Given data:

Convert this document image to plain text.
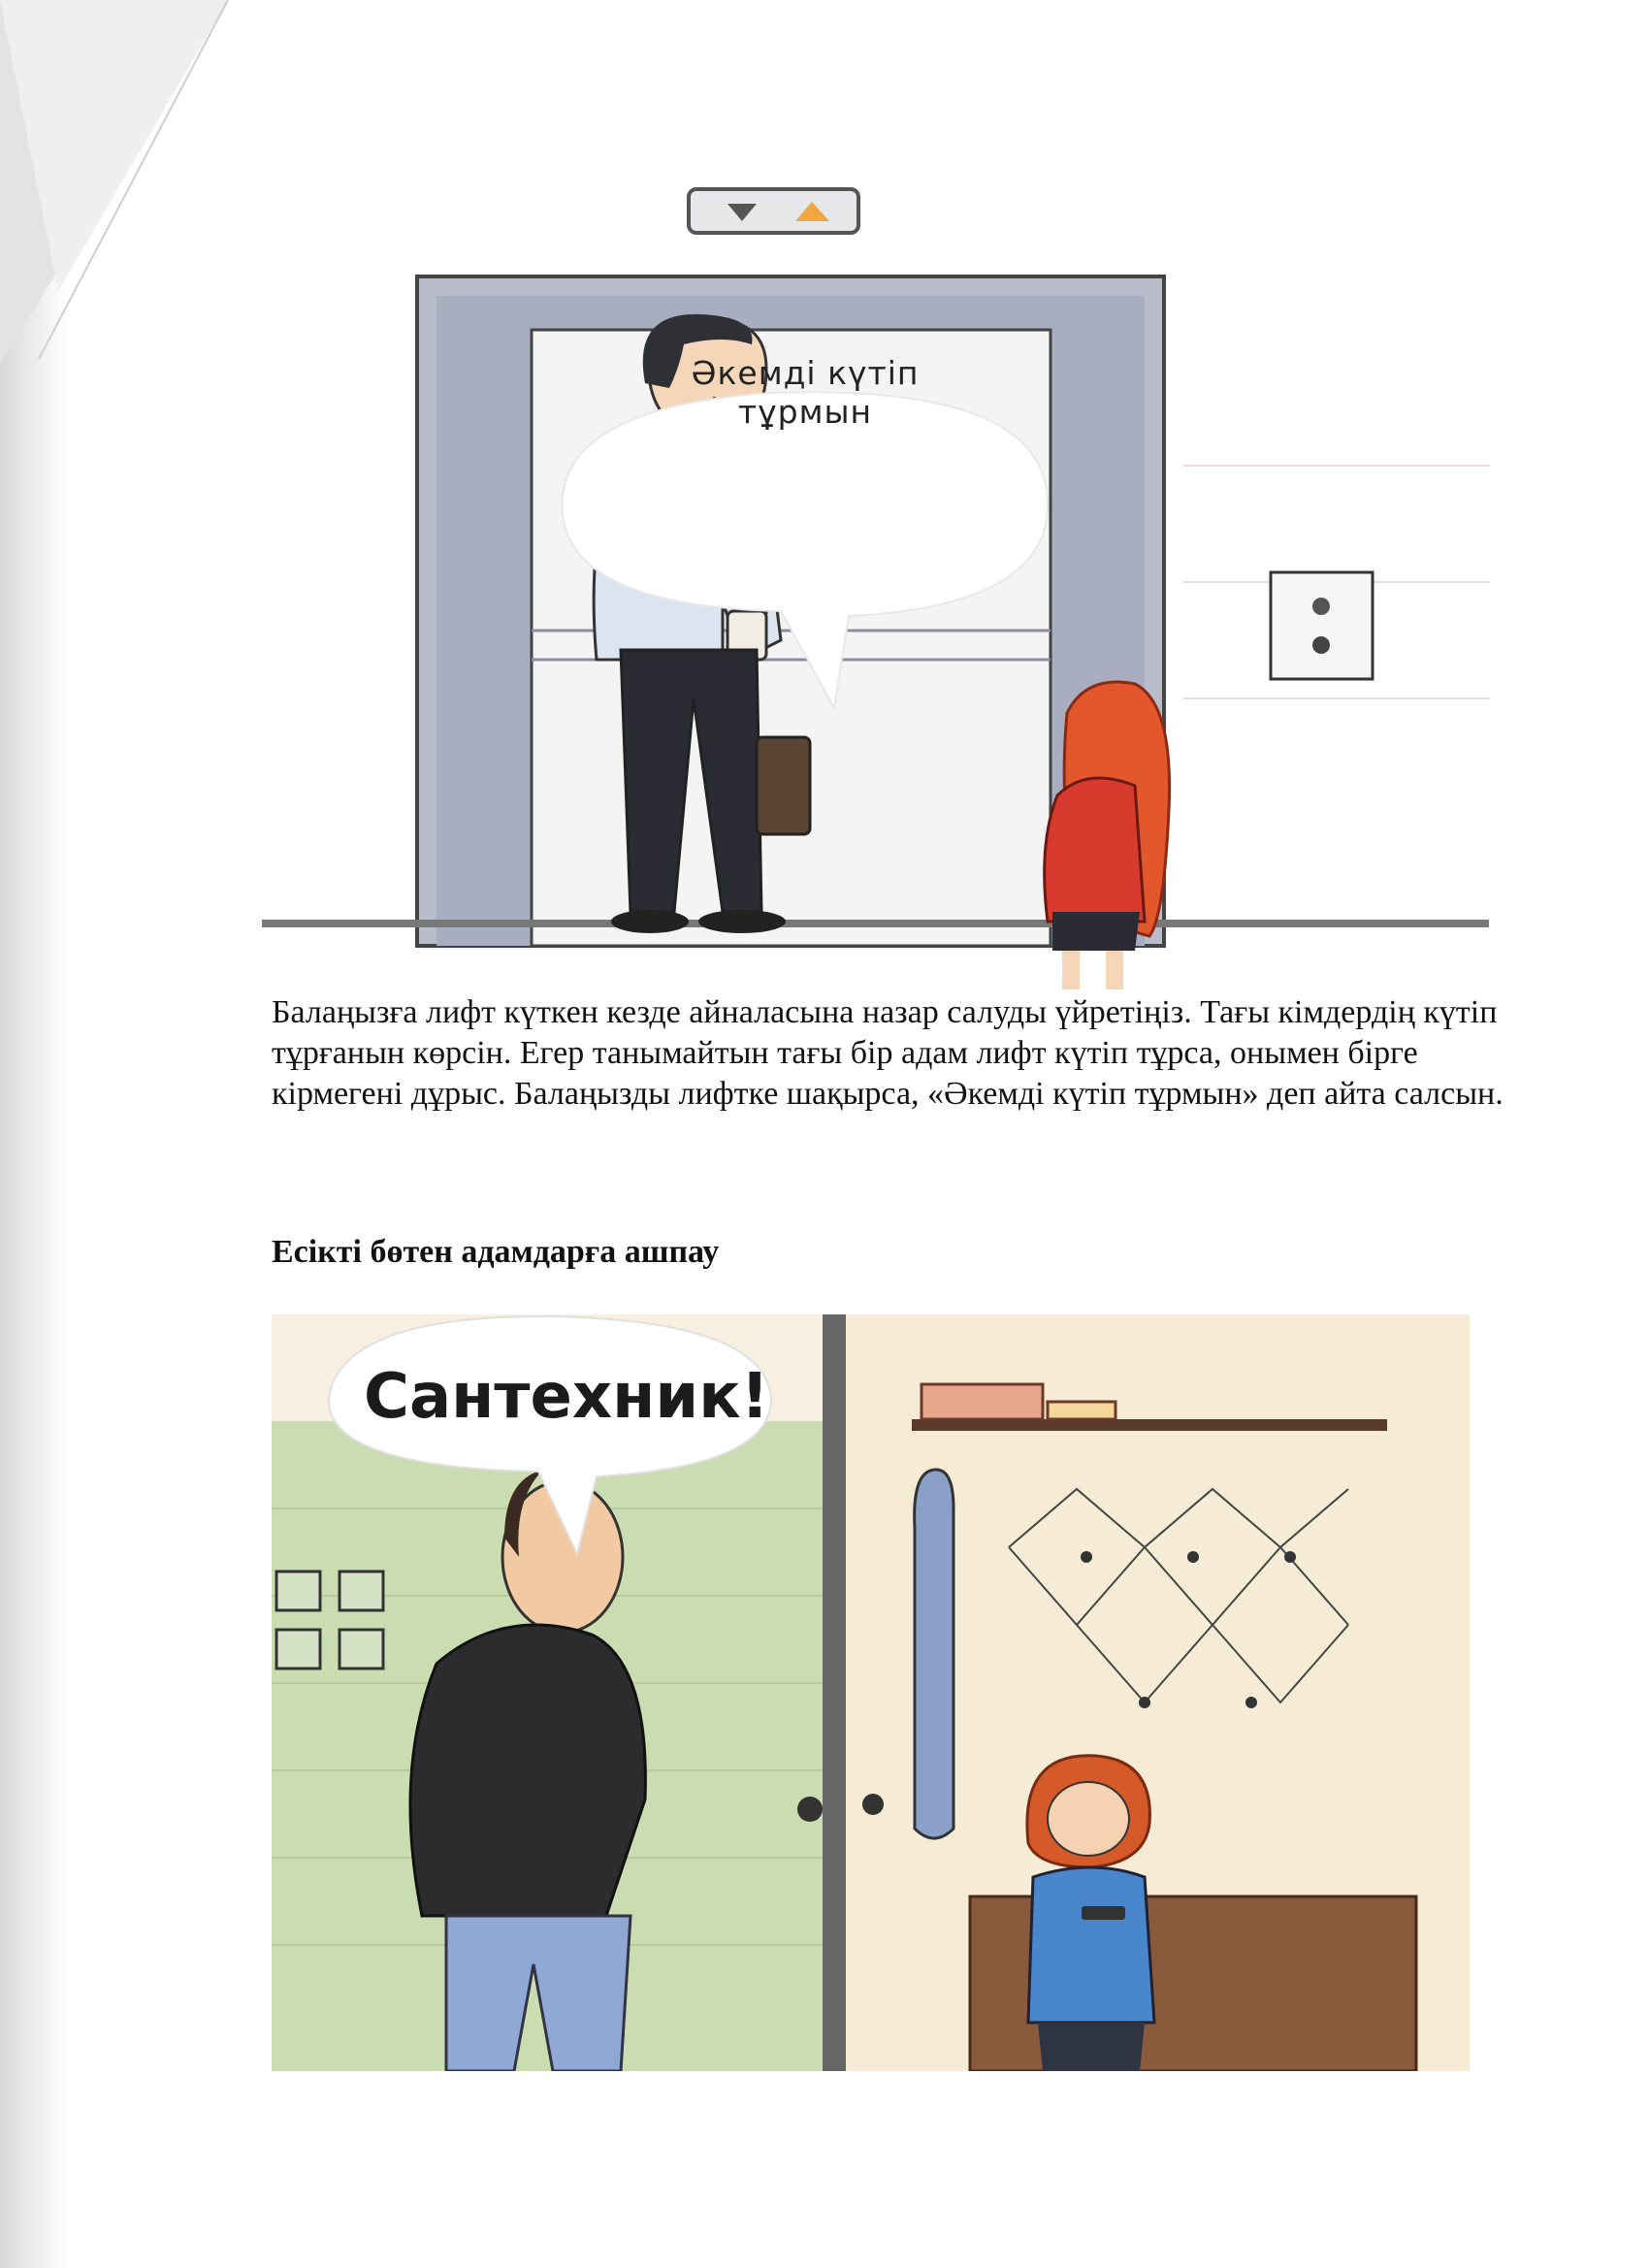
Әкемді күтіп
тұрмын

Балаңызға лифт күткен кезде айналасына назар салуды үйретіңіз. Тағы кімдердің күтіп тұрғанын көрсін. Егер танымайтын тағы бір адам лифт күтіп тұрса, онымен бірге кірмегені дұрыс. Балаңызды лифтке шақырса, «Әкемді күтіп тұрмын» деп айта салсын.

Есікті бөтен адамдарға ашпау
Сантехник!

Required task:
Pictures stay out; reproduce every line of the records exactly.

Problem solution:
Convert this document image to plain text.
Әкемді күтіп
тұрмын

Балаңызға лифт күткен кезде айналасына назар салуды үйретіңіз. Тағы кімдердің күтіп тұрғанын көрсін. Егер танымайтын тағы бір адам лифт күтіп тұрса, онымен бірге кірмегені дұрыс. Балаңызды лифтке шақырса, «Әкемді күтіп тұрмын» деп айта салсын.

Есікті бөтен адамдарға ашпау
Сантехник!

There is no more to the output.